* **Given task**:
Return the count of lines that hold the string "relative", with no other words.

(Dataset rows about figures)
+ + + +
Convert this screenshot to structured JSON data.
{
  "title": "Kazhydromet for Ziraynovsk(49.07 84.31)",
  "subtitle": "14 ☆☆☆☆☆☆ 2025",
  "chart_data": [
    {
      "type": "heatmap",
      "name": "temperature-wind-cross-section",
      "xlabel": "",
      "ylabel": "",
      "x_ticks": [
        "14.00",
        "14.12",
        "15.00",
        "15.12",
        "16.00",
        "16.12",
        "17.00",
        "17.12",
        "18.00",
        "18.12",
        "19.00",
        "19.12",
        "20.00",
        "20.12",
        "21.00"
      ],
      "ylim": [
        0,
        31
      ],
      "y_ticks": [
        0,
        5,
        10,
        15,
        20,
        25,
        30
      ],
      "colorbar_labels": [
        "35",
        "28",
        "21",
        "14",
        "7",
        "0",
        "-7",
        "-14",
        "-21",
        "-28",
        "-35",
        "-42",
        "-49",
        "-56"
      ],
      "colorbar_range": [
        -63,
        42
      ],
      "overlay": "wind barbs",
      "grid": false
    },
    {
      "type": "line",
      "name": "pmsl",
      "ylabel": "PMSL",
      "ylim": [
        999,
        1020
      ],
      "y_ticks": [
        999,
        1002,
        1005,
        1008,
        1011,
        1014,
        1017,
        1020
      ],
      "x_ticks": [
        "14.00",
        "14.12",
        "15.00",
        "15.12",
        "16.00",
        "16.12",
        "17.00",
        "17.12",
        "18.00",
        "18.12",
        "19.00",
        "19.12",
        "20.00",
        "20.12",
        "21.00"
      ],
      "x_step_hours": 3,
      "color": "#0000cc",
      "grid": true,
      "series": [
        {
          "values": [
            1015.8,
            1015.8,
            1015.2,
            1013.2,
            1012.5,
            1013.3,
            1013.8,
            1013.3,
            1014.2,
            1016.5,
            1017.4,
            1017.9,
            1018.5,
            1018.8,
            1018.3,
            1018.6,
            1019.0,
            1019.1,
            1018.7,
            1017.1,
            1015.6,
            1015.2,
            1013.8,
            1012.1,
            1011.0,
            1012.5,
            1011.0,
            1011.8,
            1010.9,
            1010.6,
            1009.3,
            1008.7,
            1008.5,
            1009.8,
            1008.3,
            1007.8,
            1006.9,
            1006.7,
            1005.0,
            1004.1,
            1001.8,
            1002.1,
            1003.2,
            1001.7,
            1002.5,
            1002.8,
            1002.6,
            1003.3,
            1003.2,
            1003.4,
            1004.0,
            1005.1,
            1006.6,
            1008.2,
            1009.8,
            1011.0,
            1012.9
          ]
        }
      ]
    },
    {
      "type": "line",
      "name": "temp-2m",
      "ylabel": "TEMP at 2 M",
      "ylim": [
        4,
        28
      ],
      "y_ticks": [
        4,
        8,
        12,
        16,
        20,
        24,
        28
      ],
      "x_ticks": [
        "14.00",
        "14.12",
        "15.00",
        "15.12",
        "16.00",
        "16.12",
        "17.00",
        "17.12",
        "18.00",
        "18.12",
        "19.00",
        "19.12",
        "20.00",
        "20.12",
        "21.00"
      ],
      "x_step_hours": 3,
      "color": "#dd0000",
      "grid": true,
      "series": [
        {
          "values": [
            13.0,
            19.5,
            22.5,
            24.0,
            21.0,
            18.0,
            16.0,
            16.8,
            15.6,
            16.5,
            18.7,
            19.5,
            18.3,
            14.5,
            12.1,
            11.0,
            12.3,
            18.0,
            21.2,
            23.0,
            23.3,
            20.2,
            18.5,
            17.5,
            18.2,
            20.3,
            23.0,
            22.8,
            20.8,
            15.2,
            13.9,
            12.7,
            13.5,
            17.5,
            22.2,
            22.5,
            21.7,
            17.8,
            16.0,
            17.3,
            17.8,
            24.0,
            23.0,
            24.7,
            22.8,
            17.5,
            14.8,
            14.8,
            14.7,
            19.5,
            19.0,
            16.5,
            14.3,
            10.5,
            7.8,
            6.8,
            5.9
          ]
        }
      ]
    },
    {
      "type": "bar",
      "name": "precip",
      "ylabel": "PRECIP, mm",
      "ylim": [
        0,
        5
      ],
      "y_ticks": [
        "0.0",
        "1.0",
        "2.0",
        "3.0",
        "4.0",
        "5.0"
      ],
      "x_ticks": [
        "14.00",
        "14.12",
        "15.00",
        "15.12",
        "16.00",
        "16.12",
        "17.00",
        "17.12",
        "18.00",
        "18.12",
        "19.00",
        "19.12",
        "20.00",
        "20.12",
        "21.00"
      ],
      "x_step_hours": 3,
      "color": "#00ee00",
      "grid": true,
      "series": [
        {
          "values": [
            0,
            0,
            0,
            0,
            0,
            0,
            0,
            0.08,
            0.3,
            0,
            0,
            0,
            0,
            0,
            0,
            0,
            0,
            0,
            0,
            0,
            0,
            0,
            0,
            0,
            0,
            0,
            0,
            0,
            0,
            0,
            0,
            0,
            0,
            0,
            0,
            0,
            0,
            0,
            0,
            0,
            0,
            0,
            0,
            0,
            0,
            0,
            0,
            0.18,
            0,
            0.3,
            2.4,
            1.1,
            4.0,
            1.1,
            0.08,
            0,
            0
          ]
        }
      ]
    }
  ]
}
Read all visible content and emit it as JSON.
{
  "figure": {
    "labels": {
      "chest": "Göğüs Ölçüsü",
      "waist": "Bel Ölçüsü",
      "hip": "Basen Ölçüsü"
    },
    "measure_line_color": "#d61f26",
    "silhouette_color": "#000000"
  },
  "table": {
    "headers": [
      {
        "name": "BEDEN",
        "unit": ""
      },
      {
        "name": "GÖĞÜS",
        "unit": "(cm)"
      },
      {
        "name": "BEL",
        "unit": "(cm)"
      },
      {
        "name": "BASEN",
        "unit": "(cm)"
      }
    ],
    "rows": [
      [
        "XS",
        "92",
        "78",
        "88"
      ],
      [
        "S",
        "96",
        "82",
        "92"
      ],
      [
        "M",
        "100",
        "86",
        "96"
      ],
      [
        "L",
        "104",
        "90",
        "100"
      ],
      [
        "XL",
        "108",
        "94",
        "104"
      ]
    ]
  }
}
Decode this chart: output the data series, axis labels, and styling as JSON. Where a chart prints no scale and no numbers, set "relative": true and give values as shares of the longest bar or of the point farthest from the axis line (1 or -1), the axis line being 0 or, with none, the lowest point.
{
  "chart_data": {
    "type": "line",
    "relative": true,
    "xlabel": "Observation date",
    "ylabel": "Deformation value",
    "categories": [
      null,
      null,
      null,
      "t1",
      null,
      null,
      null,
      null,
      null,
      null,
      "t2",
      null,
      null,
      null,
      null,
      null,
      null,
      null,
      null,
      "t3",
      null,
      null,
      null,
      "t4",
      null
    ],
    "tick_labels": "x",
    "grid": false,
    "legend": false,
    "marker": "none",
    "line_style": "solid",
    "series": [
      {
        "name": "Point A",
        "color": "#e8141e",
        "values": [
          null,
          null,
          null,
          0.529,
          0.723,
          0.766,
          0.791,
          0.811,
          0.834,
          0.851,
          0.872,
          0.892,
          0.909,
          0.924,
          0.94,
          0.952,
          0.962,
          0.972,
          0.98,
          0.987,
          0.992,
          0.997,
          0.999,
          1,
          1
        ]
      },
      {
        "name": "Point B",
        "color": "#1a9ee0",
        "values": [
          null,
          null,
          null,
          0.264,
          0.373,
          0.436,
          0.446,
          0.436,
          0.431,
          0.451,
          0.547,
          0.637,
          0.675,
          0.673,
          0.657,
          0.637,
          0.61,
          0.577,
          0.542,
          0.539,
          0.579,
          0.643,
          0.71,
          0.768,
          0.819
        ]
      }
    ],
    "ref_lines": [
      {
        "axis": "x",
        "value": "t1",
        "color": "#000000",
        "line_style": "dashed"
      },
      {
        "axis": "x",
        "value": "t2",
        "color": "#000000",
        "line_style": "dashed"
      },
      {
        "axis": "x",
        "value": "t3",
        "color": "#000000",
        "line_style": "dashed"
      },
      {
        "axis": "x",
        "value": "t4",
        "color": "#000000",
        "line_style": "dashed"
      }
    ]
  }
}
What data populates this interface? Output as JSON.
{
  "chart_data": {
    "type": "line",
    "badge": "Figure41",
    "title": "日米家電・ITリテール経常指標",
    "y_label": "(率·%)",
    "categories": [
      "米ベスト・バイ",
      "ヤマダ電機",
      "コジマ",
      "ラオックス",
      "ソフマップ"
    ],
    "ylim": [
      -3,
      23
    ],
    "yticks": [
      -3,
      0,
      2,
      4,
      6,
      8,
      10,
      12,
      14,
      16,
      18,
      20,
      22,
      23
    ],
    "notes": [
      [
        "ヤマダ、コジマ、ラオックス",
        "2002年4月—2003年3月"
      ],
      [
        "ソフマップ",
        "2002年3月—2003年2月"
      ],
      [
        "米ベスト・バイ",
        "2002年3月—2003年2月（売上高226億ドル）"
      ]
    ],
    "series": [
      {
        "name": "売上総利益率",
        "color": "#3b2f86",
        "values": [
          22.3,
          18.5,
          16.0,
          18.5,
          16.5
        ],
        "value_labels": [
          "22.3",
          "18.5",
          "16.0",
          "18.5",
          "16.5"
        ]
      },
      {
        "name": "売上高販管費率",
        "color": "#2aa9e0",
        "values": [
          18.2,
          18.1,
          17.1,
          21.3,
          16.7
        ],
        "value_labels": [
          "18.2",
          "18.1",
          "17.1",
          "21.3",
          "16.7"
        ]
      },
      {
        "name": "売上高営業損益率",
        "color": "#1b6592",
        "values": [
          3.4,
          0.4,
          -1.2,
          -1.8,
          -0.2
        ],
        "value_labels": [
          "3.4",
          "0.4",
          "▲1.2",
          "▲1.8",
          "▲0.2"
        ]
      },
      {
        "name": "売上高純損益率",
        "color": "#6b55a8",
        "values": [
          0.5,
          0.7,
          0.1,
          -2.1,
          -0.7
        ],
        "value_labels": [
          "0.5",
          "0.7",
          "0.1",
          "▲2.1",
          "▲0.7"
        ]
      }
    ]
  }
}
+ + + +
* **Exercise result**:
2